• **Dataset excerpts**

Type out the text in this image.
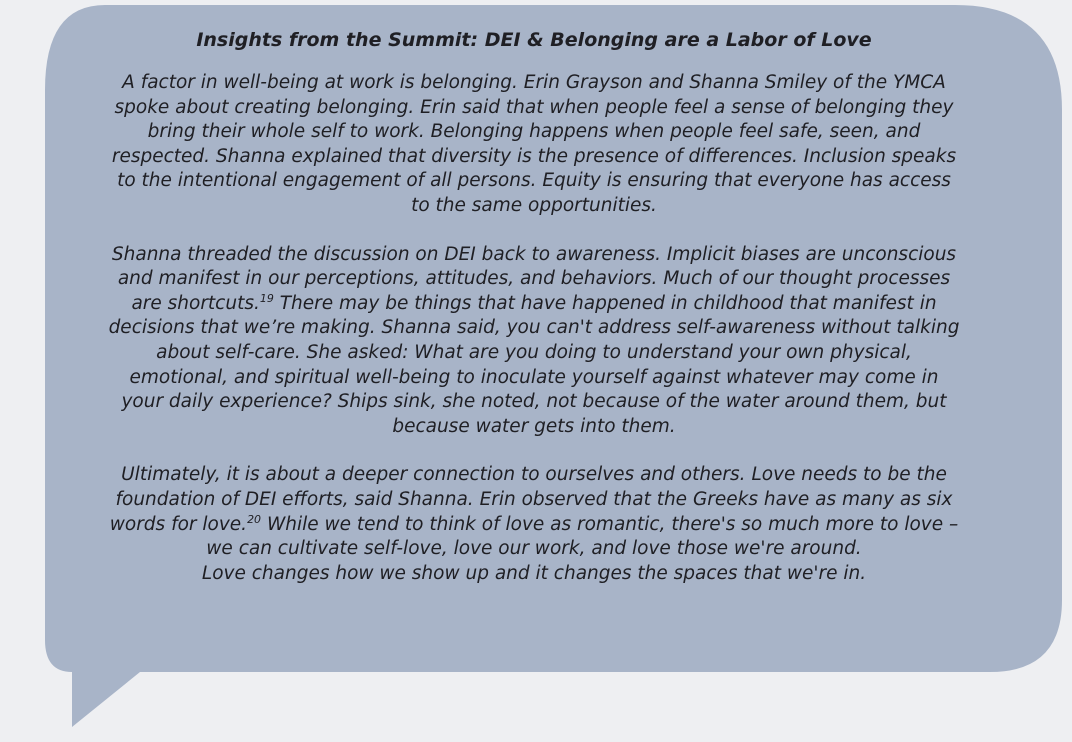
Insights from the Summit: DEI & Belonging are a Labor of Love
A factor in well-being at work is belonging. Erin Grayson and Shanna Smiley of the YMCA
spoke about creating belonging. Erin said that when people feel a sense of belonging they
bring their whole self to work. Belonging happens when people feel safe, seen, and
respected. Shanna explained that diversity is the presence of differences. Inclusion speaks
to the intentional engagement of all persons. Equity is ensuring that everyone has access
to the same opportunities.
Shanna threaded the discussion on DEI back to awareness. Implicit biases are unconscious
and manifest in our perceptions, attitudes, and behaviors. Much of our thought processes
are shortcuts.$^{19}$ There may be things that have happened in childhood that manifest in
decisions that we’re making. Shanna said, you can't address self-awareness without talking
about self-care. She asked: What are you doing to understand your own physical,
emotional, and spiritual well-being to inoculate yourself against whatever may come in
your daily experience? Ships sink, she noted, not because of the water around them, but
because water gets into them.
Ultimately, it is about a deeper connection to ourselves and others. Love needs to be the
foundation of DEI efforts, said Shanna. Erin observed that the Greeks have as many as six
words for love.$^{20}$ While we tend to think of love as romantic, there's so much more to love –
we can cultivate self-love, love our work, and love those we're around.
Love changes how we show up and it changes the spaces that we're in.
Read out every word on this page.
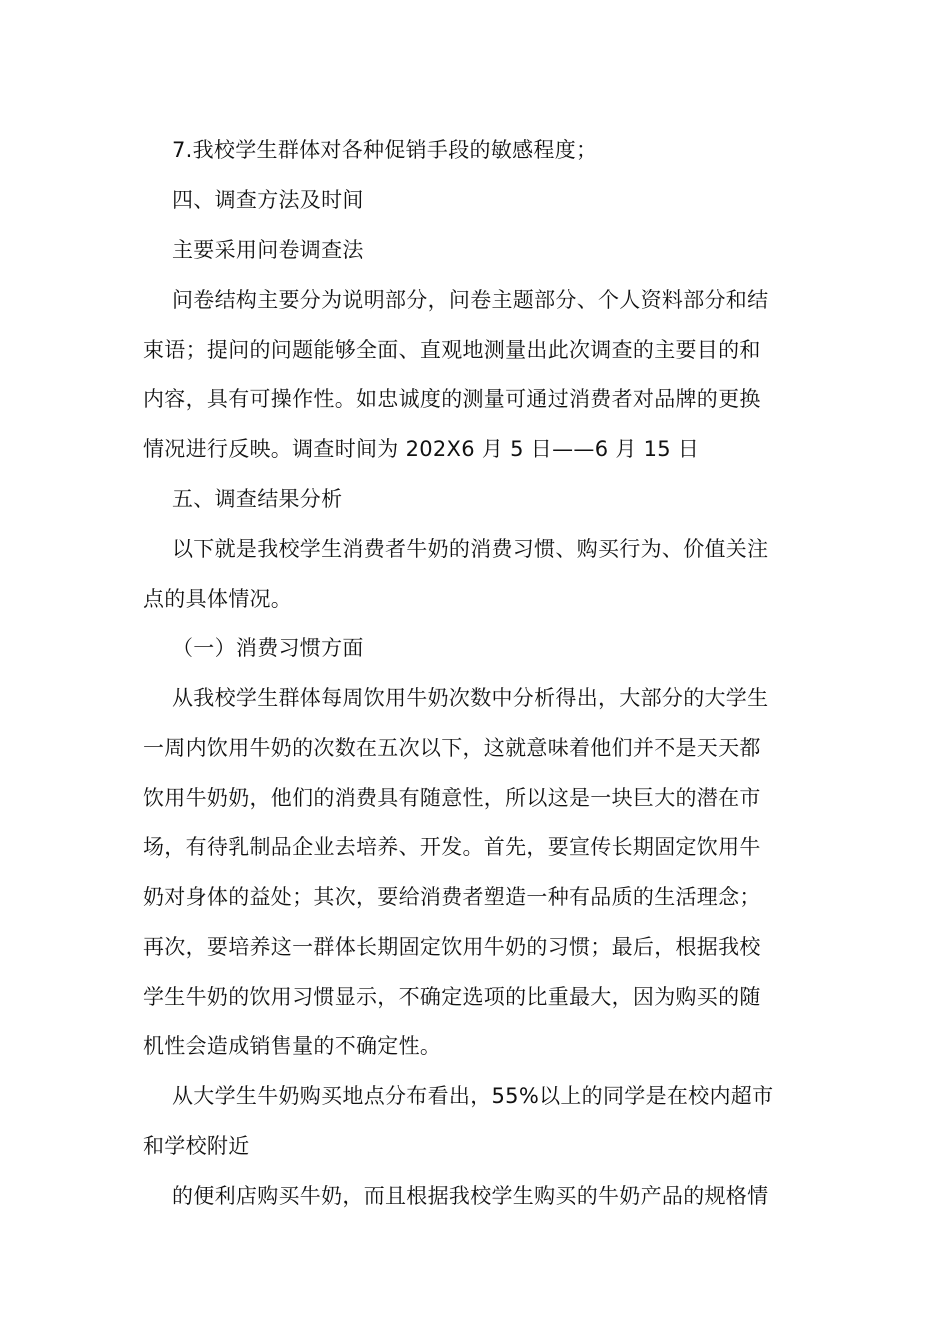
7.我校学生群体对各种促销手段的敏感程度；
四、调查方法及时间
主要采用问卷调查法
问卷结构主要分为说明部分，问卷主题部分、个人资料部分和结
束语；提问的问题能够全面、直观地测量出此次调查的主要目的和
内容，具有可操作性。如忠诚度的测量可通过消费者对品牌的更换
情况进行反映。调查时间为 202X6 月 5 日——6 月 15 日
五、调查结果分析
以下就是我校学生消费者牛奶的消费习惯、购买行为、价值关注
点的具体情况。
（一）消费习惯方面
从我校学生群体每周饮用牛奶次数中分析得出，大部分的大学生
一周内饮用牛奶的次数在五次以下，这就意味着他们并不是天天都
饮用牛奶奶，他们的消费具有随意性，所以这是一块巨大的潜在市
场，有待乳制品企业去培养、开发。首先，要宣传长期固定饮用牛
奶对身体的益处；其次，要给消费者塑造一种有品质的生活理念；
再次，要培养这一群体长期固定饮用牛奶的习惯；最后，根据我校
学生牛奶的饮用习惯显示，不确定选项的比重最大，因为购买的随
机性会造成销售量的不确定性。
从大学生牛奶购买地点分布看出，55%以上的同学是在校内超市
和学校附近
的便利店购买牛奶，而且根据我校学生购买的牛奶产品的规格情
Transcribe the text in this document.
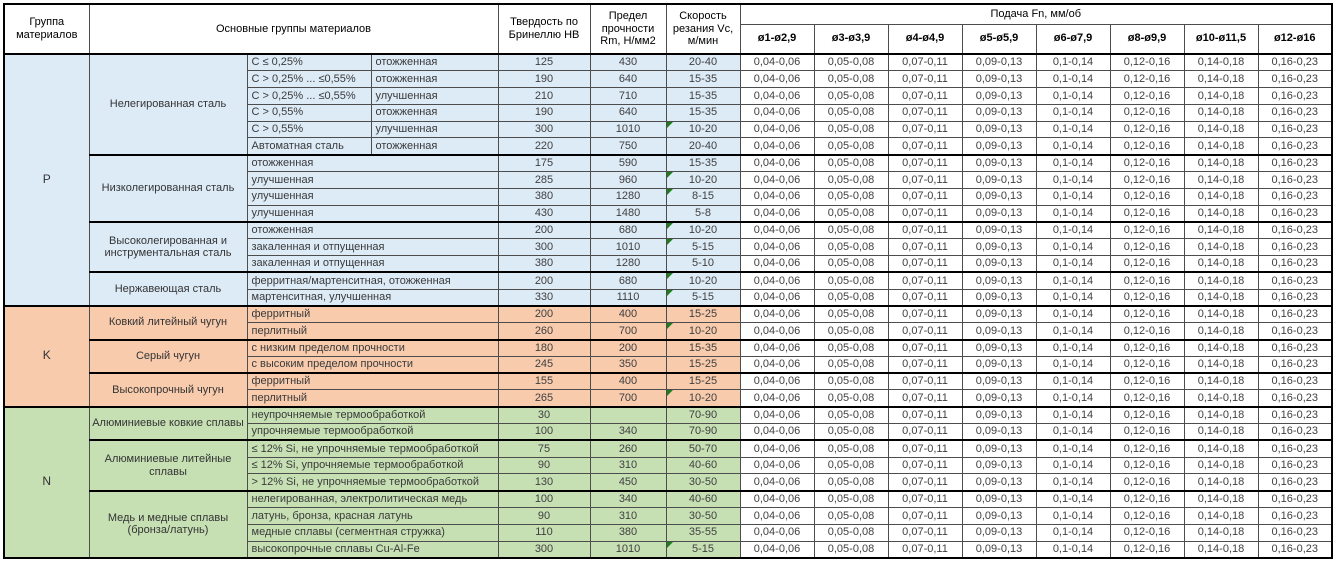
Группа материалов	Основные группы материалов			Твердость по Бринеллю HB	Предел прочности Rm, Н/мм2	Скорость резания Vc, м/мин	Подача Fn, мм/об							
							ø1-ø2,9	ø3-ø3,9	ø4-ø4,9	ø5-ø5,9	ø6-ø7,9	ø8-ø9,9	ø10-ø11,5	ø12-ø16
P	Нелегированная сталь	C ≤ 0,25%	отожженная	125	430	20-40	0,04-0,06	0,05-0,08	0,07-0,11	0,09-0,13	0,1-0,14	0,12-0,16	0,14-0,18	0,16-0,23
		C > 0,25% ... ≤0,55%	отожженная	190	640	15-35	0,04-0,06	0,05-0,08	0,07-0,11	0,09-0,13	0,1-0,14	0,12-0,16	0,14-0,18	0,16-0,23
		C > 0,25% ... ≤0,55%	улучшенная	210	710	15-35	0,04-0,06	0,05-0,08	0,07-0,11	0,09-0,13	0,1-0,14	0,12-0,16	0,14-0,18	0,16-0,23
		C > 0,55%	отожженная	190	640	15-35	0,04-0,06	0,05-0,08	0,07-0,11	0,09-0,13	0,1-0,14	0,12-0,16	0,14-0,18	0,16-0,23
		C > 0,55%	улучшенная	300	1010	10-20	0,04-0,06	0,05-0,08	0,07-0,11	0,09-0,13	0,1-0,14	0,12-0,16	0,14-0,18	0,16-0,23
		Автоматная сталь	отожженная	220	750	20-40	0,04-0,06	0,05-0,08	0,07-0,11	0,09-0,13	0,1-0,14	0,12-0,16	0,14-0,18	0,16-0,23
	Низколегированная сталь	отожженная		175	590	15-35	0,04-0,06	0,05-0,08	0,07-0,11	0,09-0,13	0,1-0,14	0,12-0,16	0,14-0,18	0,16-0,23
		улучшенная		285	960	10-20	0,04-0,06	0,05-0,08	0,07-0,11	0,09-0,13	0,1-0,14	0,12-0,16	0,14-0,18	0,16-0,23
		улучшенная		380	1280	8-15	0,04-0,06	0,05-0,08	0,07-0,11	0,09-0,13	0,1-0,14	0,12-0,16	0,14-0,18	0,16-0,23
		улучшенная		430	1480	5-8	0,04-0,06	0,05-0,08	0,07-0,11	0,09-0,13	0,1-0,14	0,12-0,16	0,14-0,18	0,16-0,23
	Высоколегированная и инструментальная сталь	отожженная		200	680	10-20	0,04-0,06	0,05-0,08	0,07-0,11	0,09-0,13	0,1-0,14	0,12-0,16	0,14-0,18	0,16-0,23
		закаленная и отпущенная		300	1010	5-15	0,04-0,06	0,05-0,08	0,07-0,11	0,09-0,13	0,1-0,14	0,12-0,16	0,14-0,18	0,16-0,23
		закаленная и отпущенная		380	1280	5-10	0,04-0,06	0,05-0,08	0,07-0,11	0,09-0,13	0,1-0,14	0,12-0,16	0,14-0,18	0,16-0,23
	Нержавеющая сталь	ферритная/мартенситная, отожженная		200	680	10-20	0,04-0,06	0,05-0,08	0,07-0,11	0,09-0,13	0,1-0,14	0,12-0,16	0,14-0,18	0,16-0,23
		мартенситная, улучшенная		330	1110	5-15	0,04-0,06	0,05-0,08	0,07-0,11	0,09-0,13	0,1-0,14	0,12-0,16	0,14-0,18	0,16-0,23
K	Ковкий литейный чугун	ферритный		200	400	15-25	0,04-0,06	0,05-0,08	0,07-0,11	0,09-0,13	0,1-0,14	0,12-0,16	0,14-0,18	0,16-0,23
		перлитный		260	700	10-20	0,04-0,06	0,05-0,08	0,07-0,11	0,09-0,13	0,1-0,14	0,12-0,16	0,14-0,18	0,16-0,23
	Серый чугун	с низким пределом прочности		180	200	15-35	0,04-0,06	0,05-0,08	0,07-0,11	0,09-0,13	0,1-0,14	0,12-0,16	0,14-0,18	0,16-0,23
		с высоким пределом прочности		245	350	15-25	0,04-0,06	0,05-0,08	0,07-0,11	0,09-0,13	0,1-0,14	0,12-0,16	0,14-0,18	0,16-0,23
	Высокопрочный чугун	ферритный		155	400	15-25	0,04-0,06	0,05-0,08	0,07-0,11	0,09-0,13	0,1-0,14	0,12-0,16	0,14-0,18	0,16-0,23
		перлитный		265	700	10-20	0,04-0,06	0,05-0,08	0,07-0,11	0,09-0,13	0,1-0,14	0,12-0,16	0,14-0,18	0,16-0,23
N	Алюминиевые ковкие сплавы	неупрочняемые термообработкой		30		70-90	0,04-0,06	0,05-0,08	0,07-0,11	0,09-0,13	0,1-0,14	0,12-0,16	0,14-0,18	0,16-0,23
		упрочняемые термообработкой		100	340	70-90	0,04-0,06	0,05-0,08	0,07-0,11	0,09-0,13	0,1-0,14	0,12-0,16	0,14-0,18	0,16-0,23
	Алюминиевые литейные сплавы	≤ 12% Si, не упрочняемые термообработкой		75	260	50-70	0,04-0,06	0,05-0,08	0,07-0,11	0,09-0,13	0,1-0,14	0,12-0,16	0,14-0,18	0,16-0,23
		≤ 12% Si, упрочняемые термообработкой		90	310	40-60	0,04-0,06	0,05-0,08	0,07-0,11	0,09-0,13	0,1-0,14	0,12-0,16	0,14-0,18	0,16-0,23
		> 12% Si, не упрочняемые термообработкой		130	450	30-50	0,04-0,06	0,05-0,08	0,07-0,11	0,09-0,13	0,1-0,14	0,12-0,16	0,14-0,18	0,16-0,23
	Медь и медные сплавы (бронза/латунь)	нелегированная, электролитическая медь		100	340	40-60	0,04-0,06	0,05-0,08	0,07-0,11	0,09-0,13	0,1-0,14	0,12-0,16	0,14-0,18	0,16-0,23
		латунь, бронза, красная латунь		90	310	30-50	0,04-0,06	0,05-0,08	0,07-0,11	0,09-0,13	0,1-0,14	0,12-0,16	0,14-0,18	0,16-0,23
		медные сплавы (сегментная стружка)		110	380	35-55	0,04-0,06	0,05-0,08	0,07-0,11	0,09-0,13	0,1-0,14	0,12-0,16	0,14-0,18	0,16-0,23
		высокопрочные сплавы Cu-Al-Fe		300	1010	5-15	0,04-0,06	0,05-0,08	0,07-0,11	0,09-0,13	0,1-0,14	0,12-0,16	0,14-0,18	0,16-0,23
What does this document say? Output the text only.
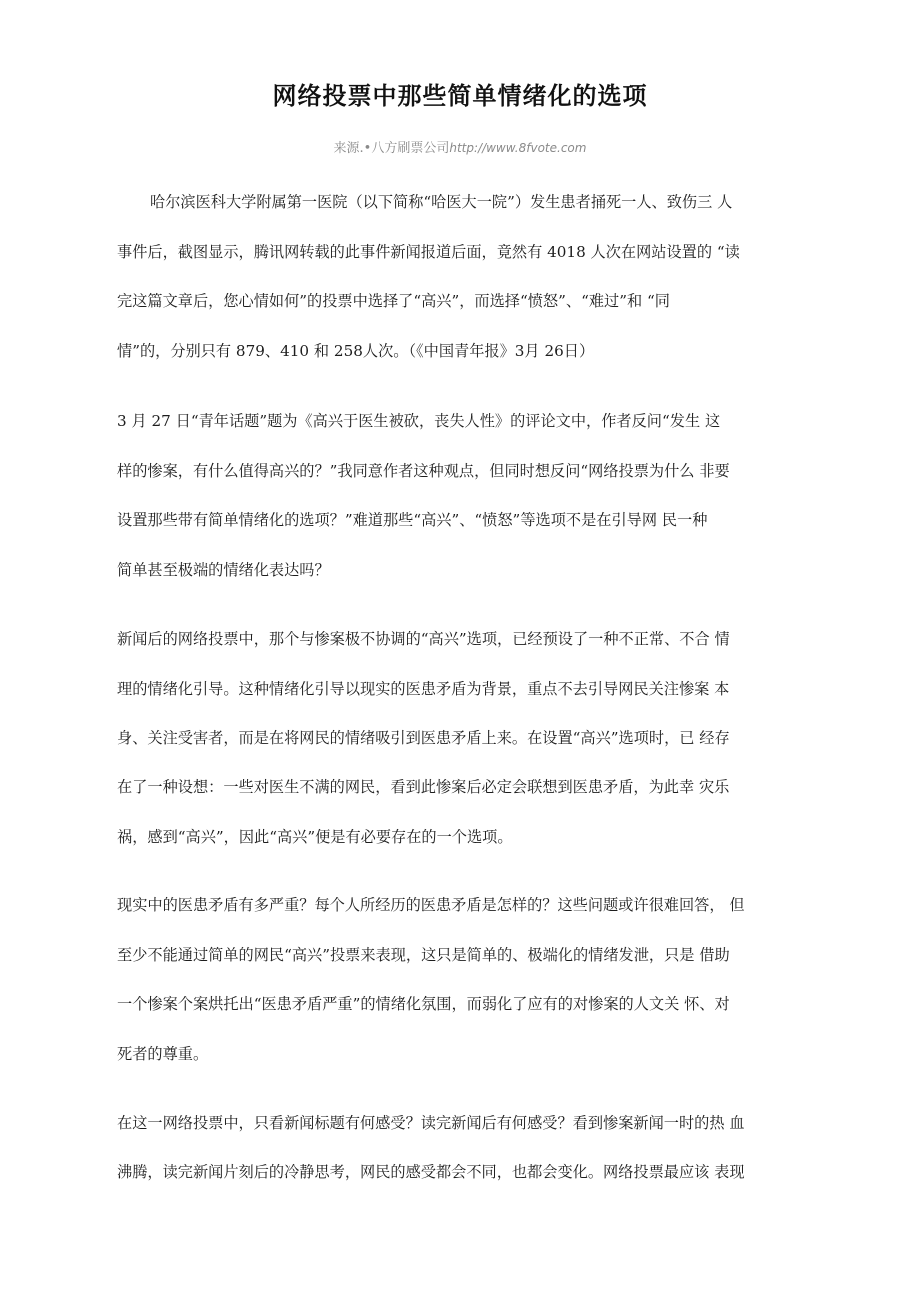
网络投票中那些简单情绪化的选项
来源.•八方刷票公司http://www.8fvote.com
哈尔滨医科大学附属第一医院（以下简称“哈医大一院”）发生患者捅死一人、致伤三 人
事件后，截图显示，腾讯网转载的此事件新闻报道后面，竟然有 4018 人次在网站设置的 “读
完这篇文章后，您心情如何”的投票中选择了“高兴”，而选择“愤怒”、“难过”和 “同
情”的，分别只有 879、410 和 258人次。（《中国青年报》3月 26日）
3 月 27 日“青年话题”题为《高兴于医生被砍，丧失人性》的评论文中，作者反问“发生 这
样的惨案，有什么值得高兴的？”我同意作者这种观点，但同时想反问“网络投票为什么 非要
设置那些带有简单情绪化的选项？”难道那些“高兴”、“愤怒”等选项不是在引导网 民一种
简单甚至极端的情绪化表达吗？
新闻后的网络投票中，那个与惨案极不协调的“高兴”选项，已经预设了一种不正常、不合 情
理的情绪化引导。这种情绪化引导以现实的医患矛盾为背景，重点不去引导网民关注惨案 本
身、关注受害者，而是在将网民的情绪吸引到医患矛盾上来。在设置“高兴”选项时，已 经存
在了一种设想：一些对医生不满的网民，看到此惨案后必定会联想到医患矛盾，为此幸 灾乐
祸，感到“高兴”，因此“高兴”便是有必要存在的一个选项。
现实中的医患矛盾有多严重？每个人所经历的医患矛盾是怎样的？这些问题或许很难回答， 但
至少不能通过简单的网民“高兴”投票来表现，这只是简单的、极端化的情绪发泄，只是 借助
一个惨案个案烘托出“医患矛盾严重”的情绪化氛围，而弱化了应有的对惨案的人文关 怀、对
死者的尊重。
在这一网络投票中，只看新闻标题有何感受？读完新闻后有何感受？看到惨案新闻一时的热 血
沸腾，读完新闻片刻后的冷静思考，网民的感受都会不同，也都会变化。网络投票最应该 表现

• **Stated goal**
Where the line containing "What does this" appears above, start there and set down each line exactly through the last line of the data; leave out every picture.

• **Complete response**
What does this document say? Output the text only.
网络投票中那些简单情绪化的选项
来源.•八方刷票公司http://www.8fvote.com
哈尔滨医科大学附属第一医院（以下简称“哈医大一院”）发生患者捅死一人、致伤三 人
事件后，截图显示，腾讯网转载的此事件新闻报道后面，竟然有 4018 人次在网站设置的 “读
完这篇文章后，您心情如何”的投票中选择了“高兴”，而选择“愤怒”、“难过”和 “同
情”的，分别只有 879、410 和 258人次。（《中国青年报》3月 26日）
3 月 27 日“青年话题”题为《高兴于医生被砍，丧失人性》的评论文中，作者反问“发生 这
样的惨案，有什么值得高兴的？”我同意作者这种观点，但同时想反问“网络投票为什么 非要
设置那些带有简单情绪化的选项？”难道那些“高兴”、“愤怒”等选项不是在引导网 民一种
简单甚至极端的情绪化表达吗？
新闻后的网络投票中，那个与惨案极不协调的“高兴”选项，已经预设了一种不正常、不合 情
理的情绪化引导。这种情绪化引导以现实的医患矛盾为背景，重点不去引导网民关注惨案 本
身、关注受害者，而是在将网民的情绪吸引到医患矛盾上来。在设置“高兴”选项时，已 经存
在了一种设想：一些对医生不满的网民，看到此惨案后必定会联想到医患矛盾，为此幸 灾乐
祸，感到“高兴”，因此“高兴”便是有必要存在的一个选项。
现实中的医患矛盾有多严重？每个人所经历的医患矛盾是怎样的？这些问题或许很难回答， 但
至少不能通过简单的网民“高兴”投票来表现，这只是简单的、极端化的情绪发泄，只是 借助
一个惨案个案烘托出“医患矛盾严重”的情绪化氛围，而弱化了应有的对惨案的人文关 怀、对
死者的尊重。
在这一网络投票中，只看新闻标题有何感受？读完新闻后有何感受？看到惨案新闻一时的热 血
沸腾，读完新闻片刻后的冷静思考，网民的感受都会不同，也都会变化。网络投票最应该 表现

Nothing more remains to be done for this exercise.